Check every line in the records below for the word "décembre" and report how many have it, nothing more.
+ + +
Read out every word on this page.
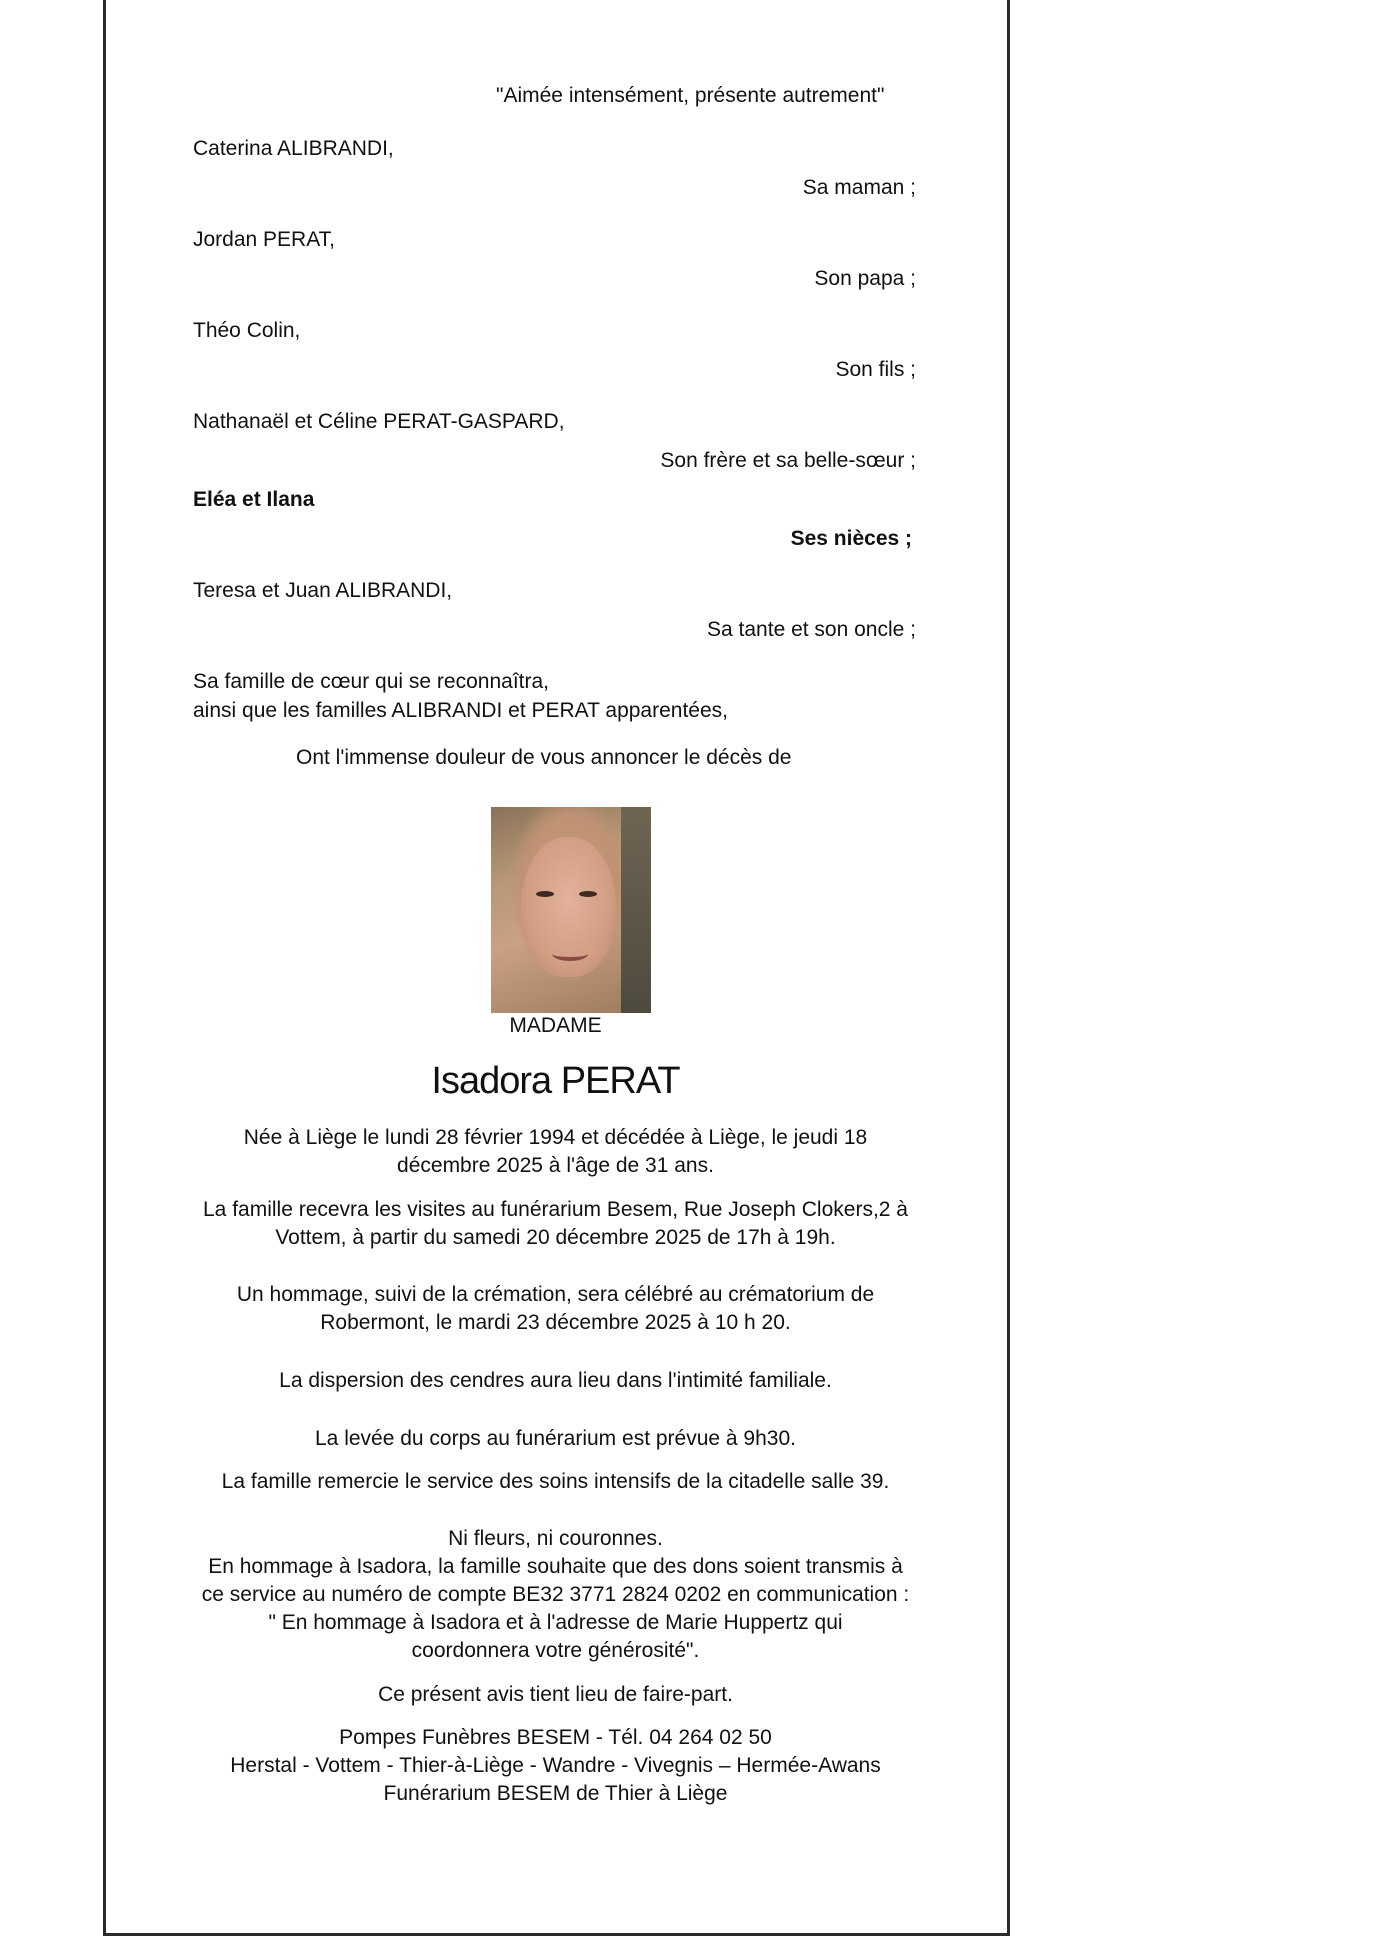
"Aimée intensément, présente autrement"
Caterina ALIBRANDI,
Sa maman ;
Jordan PERAT,
Son papa ;
Théo Colin,
Son fils ;
Nathanaël et Céline PERAT-GASPARD,
Son frère et sa belle-sœur ;
Eléa et Ilana
Ses nièces ;
Teresa et Juan ALIBRANDI,
Sa tante et son oncle ;
Sa famille de cœur qui se reconnaîtra,
ainsi que les familles ALIBRANDI et PERAT apparentées,
Ont l'immense douleur de vous annoncer le décès de
MADAME
Isadora PERAT
Née à Liège le lundi 28 février 1994 et décédée à Liège, le jeudi 18
décembre 2025 à l'âge de 31 ans.
La famille recevra les visites au funérarium Besem, Rue Joseph Clokers,2 à
Vottem, à partir du samedi 20 décembre 2025 de 17h à 19h.
Un hommage, suivi de la crémation, sera célébré au crématorium de
Robermont, le mardi 23 décembre 2025 à 10 h 20.
La dispersion des cendres aura lieu dans l'intimité familiale.
La levée du corps au funérarium est prévue à 9h30.
La famille remercie le service des soins intensifs de la citadelle salle 39.
Ni fleurs, ni couronnes.
En hommage à Isadora, la famille souhaite que des dons soient transmis à
ce service au numéro de compte BE32 3771 2824 0202 en communication :
" En hommage à Isadora et à l'adresse de Marie Huppertz qui
coordonnera votre générosité".
Ce présent avis tient lieu de faire-part.
Pompes Funèbres BESEM - Tél. 04 264 02 50
Herstal - Vottem - Thier-à-Liège - Wandre - Vivegnis – Hermée-Awans
Funérarium BESEM de Thier à Liège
+ + +
:: Answer to this exercise ::
3